** START Provided information **

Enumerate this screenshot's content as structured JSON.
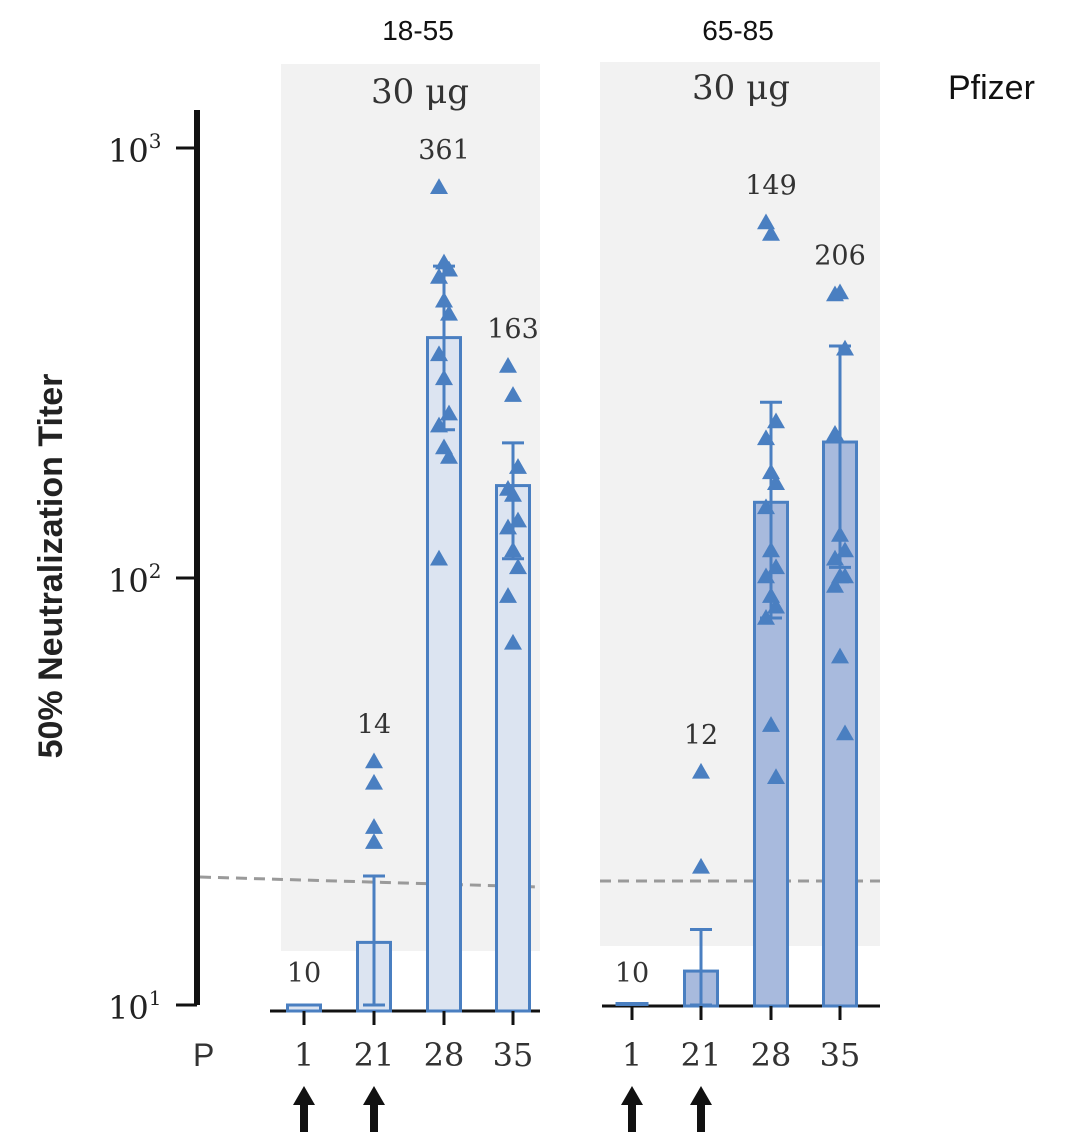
{
  "brand_label": "Pfizer",
  "y_axis_label": "50% Neutralization Titer",
  "y_ticks": [
    {
      "base": "10",
      "exp": "1",
      "value": 10
    },
    {
      "base": "10",
      "exp": "2",
      "value": 100
    },
    {
      "base": "10",
      "exp": "3",
      "value": 1000
    }
  ],
  "x_axis_prefix": "P",
  "colors": {
    "accent": "#4a7fc1",
    "panel_bg": "#f2f2f2",
    "bar_fill_light": "#dce4f1",
    "bar_fill_dark": "#a8badd",
    "threshold_line": "#9a9a9a",
    "axis": "#111111"
  },
  "chart_data": [
    {
      "type": "bar",
      "group_label": "18-55",
      "dose_label": "30 μg",
      "categories": [
        "1",
        "21",
        "28",
        "35"
      ],
      "dose_days": [
        "1",
        "21"
      ],
      "yscale": "log",
      "ylim": [
        10,
        1000
      ],
      "threshold": 20,
      "values": [
        10,
        14,
        361,
        163
      ],
      "value_labels": [
        "10",
        "14",
        "361",
        "163"
      ],
      "error_upper": [
        10,
        20,
        530,
        205
      ],
      "error_lower": [
        10,
        10,
        220,
        110
      ],
      "points": [
        [
          10
        ],
        [
          37,
          33,
          26,
          24,
          10
        ],
        [
          810,
          540,
          520,
          500,
          440,
          410,
          330,
          290,
          240,
          225,
          200,
          190,
          110
        ],
        [
          310,
          265,
          180,
          160,
          155,
          135,
          130,
          115,
          105,
          90,
          70
        ]
      ]
    },
    {
      "type": "bar",
      "group_label": "65-85",
      "dose_label": "30 μg",
      "categories": [
        "1",
        "21",
        "28",
        "35"
      ],
      "dose_days": [
        "1",
        "21"
      ],
      "yscale": "log",
      "ylim": [
        10,
        1000
      ],
      "threshold": 20,
      "values": [
        10,
        12,
        149,
        206
      ],
      "value_labels": [
        "10",
        "12",
        "149",
        "206"
      ],
      "error_upper": [
        10,
        15,
        255,
        345
      ],
      "error_lower": [
        10,
        10,
        80,
        105
      ],
      "points": [
        [
          10
        ],
        [
          35,
          21,
          10
        ],
        [
          670,
          630,
          230,
          210,
          175,
          165,
          145,
          115,
          105,
          100,
          90,
          85,
          80,
          45,
          34
        ],
        [
          455,
          460,
          340,
          215,
          125,
          115,
          110,
          100,
          100,
          95,
          65,
          43
        ]
      ]
    }
  ]
}
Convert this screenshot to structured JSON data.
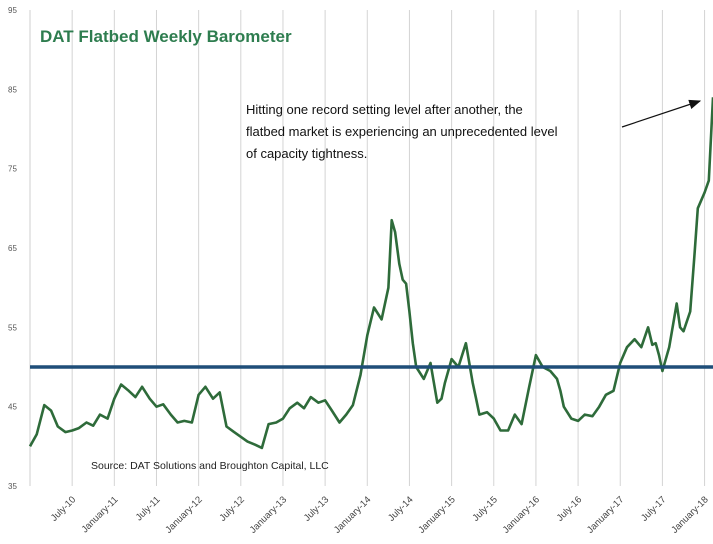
{
  "chart_data": {
    "type": "line",
    "title": "DAT Flatbed Weekly Barometer",
    "xlabel": "",
    "ylabel": "",
    "ylim": [
      35,
      95
    ],
    "yticks": [
      35,
      45,
      55,
      65,
      75,
      85,
      95
    ],
    "grid": "vertical",
    "categories": [
      "July-10",
      "January-11",
      "July-11",
      "January-12",
      "July-12",
      "January-13",
      "July-13",
      "January-14",
      "July-14",
      "January-15",
      "July-15",
      "January-16",
      "July-16",
      "January-17",
      "July-17",
      "January-18"
    ],
    "reference_line": {
      "value": 50,
      "color": "#1f4e79"
    },
    "series": [
      {
        "color": "#2e6b3a",
        "x": [
          2010.0,
          2010.08,
          2010.17,
          2010.25,
          2010.33,
          2010.42,
          2010.5,
          2010.58,
          2010.67,
          2010.75,
          2010.83,
          2010.92,
          2011.0,
          2011.08,
          2011.17,
          2011.25,
          2011.33,
          2011.42,
          2011.5,
          2011.58,
          2011.67,
          2011.75,
          2011.83,
          2011.92,
          2012.0,
          2012.08,
          2012.17,
          2012.25,
          2012.33,
          2012.42,
          2012.5,
          2012.58,
          2012.67,
          2012.75,
          2012.83,
          2012.92,
          2013.0,
          2013.08,
          2013.17,
          2013.25,
          2013.33,
          2013.42,
          2013.5,
          2013.58,
          2013.67,
          2013.75,
          2013.83,
          2013.92,
          2014.0,
          2014.08,
          2014.17,
          2014.25,
          2014.29,
          2014.33,
          2014.38,
          2014.42,
          2014.46,
          2014.5,
          2014.54,
          2014.58,
          2014.67,
          2014.75,
          2014.83,
          2014.88,
          2014.92,
          2015.0,
          2015.08,
          2015.17,
          2015.25,
          2015.29,
          2015.33,
          2015.42,
          2015.5,
          2015.58,
          2015.67,
          2015.75,
          2015.83,
          2015.92,
          2016.0,
          2016.08,
          2016.17,
          2016.25,
          2016.29,
          2016.33,
          2016.42,
          2016.5,
          2016.58,
          2016.67,
          2016.75,
          2016.83,
          2016.92,
          2017.0,
          2017.08,
          2017.17,
          2017.25,
          2017.33,
          2017.38,
          2017.42,
          2017.46,
          2017.5,
          2017.58,
          2017.67,
          2017.71,
          2017.75,
          2017.83,
          2017.88,
          2017.92,
          2018.0,
          2018.05,
          2018.1
        ],
        "y": [
          40.0,
          41.5,
          45.2,
          44.5,
          42.5,
          41.8,
          42.0,
          42.3,
          43.0,
          42.6,
          44.0,
          43.5,
          46.0,
          47.8,
          47.0,
          46.2,
          47.5,
          46.0,
          45.0,
          45.3,
          44.0,
          43.0,
          43.2,
          43.0,
          46.5,
          47.5,
          46.0,
          46.8,
          42.5,
          41.8,
          41.2,
          40.6,
          40.2,
          39.8,
          42.8,
          43.0,
          43.5,
          44.8,
          45.5,
          44.8,
          46.2,
          45.5,
          45.8,
          44.5,
          43.0,
          44.0,
          45.2,
          49.0,
          54.0,
          57.5,
          56.0,
          60.0,
          68.5,
          67.0,
          63.0,
          61.0,
          60.5,
          57.0,
          53.0,
          50.0,
          48.5,
          50.5,
          45.5,
          46.0,
          48.0,
          51.0,
          50.0,
          53.0,
          48.0,
          46.0,
          44.0,
          44.3,
          43.5,
          42.0,
          42.0,
          44.0,
          42.8,
          47.5,
          51.5,
          50.0,
          49.5,
          48.5,
          47.0,
          45.0,
          43.5,
          43.2,
          44.0,
          43.8,
          45.0,
          46.5,
          47.0,
          50.5,
          52.5,
          53.5,
          52.5,
          55.0,
          52.8,
          53.0,
          51.5,
          49.5,
          52.5,
          58.0,
          55.0,
          54.5,
          57.0,
          64.0,
          70.0,
          72.0,
          73.5,
          84.0
        ]
      }
    ],
    "annotation": {
      "lines": [
        "Hitting one record setting level after another, the",
        "flatbed market is experiencing an unprecedented level",
        "of capacity tightness."
      ]
    },
    "source": "Source: DAT Solutions and Broughton Capital, LLC"
  }
}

** END Provided information **

* Task details
Make an exact copy of the listing above. Do not include the pictures.

* Reply to the task
Enumerate this screenshot's content as structured JSON.
{
  "brand_label": "Pfizer",
  "y_axis_label": "50% Neutralization Titer",
  "y_ticks": [
    {
      "base": "10",
      "exp": "1",
      "value": 10
    },
    {
      "base": "10",
      "exp": "2",
      "value": 100
    },
    {
      "base": "10",
      "exp": "3",
      "value": 1000
    }
  ],
  "x_axis_prefix": "P",
  "colors": {
    "accent": "#4a7fc1",
    "panel_bg": "#f2f2f2",
    "bar_fill_light": "#dce4f1",
    "bar_fill_dark": "#a8badd",
    "threshold_line": "#9a9a9a",
    "axis": "#111111"
  },
  "chart_data": [
    {
      "type": "bar",
      "group_label": "18-55",
      "dose_label": "30 μg",
      "categories": [
        "1",
        "21",
        "28",
        "35"
      ],
      "dose_days": [
        "1",
        "21"
      ],
      "yscale": "log",
      "ylim": [
        10,
        1000
      ],
      "threshold": 20,
      "values": [
        10,
        14,
        361,
        163
      ],
      "value_labels": [
        "10",
        "14",
        "361",
        "163"
      ],
      "error_upper": [
        10,
        20,
        530,
        205
      ],
      "error_lower": [
        10,
        10,
        220,
        110
      ],
      "points": [
        [
          10
        ],
        [
          37,
          33,
          26,
          24,
          10
        ],
        [
          810,
          540,
          520,
          500,
          440,
          410,
          330,
          290,
          240,
          225,
          200,
          190,
          110
        ],
        [
          310,
          265,
          180,
          160,
          155,
          135,
          130,
          115,
          105,
          90,
          70
        ]
      ]
    },
    {
      "type": "bar",
      "group_label": "65-85",
      "dose_label": "30 μg",
      "categories": [
        "1",
        "21",
        "28",
        "35"
      ],
      "dose_days": [
        "1",
        "21"
      ],
      "yscale": "log",
      "ylim": [
        10,
        1000
      ],
      "threshold": 20,
      "values": [
        10,
        12,
        149,
        206
      ],
      "value_labels": [
        "10",
        "12",
        "149",
        "206"
      ],
      "error_upper": [
        10,
        15,
        255,
        345
      ],
      "error_lower": [
        10,
        10,
        80,
        105
      ],
      "points": [
        [
          10
        ],
        [
          35,
          21,
          10
        ],
        [
          670,
          630,
          230,
          210,
          175,
          165,
          145,
          115,
          105,
          100,
          90,
          85,
          80,
          45,
          34
        ],
        [
          455,
          460,
          340,
          215,
          125,
          115,
          110,
          100,
          100,
          95,
          65,
          43
        ]
      ]
    }
  ]
}
Convert this screenshot to structured JSON data.
{
  "chart_data": {
    "type": "line",
    "title": "DAT Flatbed Weekly Barometer",
    "xlabel": "",
    "ylabel": "",
    "ylim": [
      35,
      95
    ],
    "yticks": [
      35,
      45,
      55,
      65,
      75,
      85,
      95
    ],
    "grid": "vertical",
    "categories": [
      "July-10",
      "January-11",
      "July-11",
      "January-12",
      "July-12",
      "January-13",
      "July-13",
      "January-14",
      "July-14",
      "January-15",
      "July-15",
      "January-16",
      "July-16",
      "January-17",
      "July-17",
      "January-18"
    ],
    "reference_line": {
      "value": 50,
      "color": "#1f4e79"
    },
    "series": [
      {
        "color": "#2e6b3a",
        "x": [
          2010.0,
          2010.08,
          2010.17,
          2010.25,
          2010.33,
          2010.42,
          2010.5,
          2010.58,
          2010.67,
          2010.75,
          2010.83,
          2010.92,
          2011.0,
          2011.08,
          2011.17,
          2011.25,
          2011.33,
          2011.42,
          2011.5,
          2011.58,
          2011.67,
          2011.75,
          2011.83,
          2011.92,
          2012.0,
          2012.08,
          2012.17,
          2012.25,
          2012.33,
          2012.42,
          2012.5,
          2012.58,
          2012.67,
          2012.75,
          2012.83,
          2012.92,
          2013.0,
          2013.08,
          2013.17,
          2013.25,
          2013.33,
          2013.42,
          2013.5,
          2013.58,
          2013.67,
          2013.75,
          2013.83,
          2013.92,
          2014.0,
          2014.08,
          2014.17,
          2014.25,
          2014.29,
          2014.33,
          2014.38,
          2014.42,
          2014.46,
          2014.5,
          2014.54,
          2014.58,
          2014.67,
          2014.75,
          2014.83,
          2014.88,
          2014.92,
          2015.0,
          2015.08,
          2015.17,
          2015.25,
          2015.29,
          2015.33,
          2015.42,
          2015.5,
          2015.58,
          2015.67,
          2015.75,
          2015.83,
          2015.92,
          2016.0,
          2016.08,
          2016.17,
          2016.25,
          2016.29,
          2016.33,
          2016.42,
          2016.5,
          2016.58,
          2016.67,
          2016.75,
          2016.83,
          2016.92,
          2017.0,
          2017.08,
          2017.17,
          2017.25,
          2017.33,
          2017.38,
          2017.42,
          2017.46,
          2017.5,
          2017.58,
          2017.67,
          2017.71,
          2017.75,
          2017.83,
          2017.88,
          2017.92,
          2018.0,
          2018.05,
          2018.1
        ],
        "y": [
          40.0,
          41.5,
          45.2,
          44.5,
          42.5,
          41.8,
          42.0,
          42.3,
          43.0,
          42.6,
          44.0,
          43.5,
          46.0,
          47.8,
          47.0,
          46.2,
          47.5,
          46.0,
          45.0,
          45.3,
          44.0,
          43.0,
          43.2,
          43.0,
          46.5,
          47.5,
          46.0,
          46.8,
          42.5,
          41.8,
          41.2,
          40.6,
          40.2,
          39.8,
          42.8,
          43.0,
          43.5,
          44.8,
          45.5,
          44.8,
          46.2,
          45.5,
          45.8,
          44.5,
          43.0,
          44.0,
          45.2,
          49.0,
          54.0,
          57.5,
          56.0,
          60.0,
          68.5,
          67.0,
          63.0,
          61.0,
          60.5,
          57.0,
          53.0,
          50.0,
          48.5,
          50.5,
          45.5,
          46.0,
          48.0,
          51.0,
          50.0,
          53.0,
          48.0,
          46.0,
          44.0,
          44.3,
          43.5,
          42.0,
          42.0,
          44.0,
          42.8,
          47.5,
          51.5,
          50.0,
          49.5,
          48.5,
          47.0,
          45.0,
          43.5,
          43.2,
          44.0,
          43.8,
          45.0,
          46.5,
          47.0,
          50.5,
          52.5,
          53.5,
          52.5,
          55.0,
          52.8,
          53.0,
          51.5,
          49.5,
          52.5,
          58.0,
          55.0,
          54.5,
          57.0,
          64.0,
          70.0,
          72.0,
          73.5,
          84.0
        ]
      }
    ],
    "annotation": {
      "lines": [
        "Hitting one record setting level after another, the",
        "flatbed market is experiencing an unprecedented level",
        "of capacity tightness."
      ]
    },
    "source": "Source: DAT Solutions and Broughton Capital, LLC"
  }
}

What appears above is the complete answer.